--- BEGIN ---

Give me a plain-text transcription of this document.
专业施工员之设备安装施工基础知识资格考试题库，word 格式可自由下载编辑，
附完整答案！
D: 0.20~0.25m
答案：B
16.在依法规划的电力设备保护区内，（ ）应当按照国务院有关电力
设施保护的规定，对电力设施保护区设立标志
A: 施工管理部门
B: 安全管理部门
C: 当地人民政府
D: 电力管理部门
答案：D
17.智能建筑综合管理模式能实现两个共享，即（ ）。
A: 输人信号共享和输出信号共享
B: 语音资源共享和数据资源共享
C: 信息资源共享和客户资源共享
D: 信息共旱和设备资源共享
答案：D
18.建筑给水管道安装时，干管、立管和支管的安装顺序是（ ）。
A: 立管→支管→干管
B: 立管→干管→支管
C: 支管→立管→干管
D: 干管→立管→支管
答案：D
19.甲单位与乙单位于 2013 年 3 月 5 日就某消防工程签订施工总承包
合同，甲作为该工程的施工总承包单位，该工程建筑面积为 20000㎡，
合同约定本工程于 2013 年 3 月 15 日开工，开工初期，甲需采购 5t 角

--- END ---
--- BEGIN ---

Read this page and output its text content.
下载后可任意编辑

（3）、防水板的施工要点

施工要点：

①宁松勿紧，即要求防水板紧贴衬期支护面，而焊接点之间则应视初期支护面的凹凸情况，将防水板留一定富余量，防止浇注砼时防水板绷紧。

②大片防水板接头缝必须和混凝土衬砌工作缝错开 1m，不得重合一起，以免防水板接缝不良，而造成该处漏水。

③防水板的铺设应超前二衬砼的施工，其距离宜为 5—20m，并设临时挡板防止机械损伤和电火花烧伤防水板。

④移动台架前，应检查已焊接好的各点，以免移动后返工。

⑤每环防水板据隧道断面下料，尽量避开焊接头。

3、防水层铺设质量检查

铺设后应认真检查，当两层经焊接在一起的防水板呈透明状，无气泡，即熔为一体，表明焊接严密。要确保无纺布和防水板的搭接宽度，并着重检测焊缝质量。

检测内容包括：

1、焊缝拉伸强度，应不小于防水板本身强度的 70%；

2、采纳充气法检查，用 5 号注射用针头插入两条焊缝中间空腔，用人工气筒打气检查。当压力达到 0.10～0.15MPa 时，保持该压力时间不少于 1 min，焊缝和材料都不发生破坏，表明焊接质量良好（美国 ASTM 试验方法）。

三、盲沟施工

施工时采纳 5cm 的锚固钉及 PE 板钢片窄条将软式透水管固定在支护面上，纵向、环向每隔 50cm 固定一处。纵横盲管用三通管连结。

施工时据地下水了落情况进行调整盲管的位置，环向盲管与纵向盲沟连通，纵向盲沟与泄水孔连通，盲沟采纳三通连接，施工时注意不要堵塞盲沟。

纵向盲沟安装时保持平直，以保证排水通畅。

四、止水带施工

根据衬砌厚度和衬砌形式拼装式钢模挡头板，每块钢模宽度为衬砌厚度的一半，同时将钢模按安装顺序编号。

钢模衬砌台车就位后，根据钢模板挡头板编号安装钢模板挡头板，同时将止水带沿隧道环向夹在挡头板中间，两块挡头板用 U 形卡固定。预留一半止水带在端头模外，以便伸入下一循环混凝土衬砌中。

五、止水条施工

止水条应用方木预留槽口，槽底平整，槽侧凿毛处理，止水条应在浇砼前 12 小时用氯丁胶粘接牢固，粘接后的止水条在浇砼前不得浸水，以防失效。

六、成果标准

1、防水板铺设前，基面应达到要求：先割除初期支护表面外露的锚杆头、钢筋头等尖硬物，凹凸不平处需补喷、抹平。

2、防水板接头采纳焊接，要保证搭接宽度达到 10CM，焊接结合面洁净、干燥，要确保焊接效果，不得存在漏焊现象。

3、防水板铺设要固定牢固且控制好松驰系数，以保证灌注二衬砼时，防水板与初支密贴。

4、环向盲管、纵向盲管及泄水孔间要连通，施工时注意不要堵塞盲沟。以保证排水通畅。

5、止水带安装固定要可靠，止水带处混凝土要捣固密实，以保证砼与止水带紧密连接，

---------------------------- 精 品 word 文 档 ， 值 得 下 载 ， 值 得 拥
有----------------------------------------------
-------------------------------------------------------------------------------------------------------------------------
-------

--- END ---

● **Exercise description**
Give the number of lines containing the word "以保证排水通畅". No other answer is needed.

● **Response**
2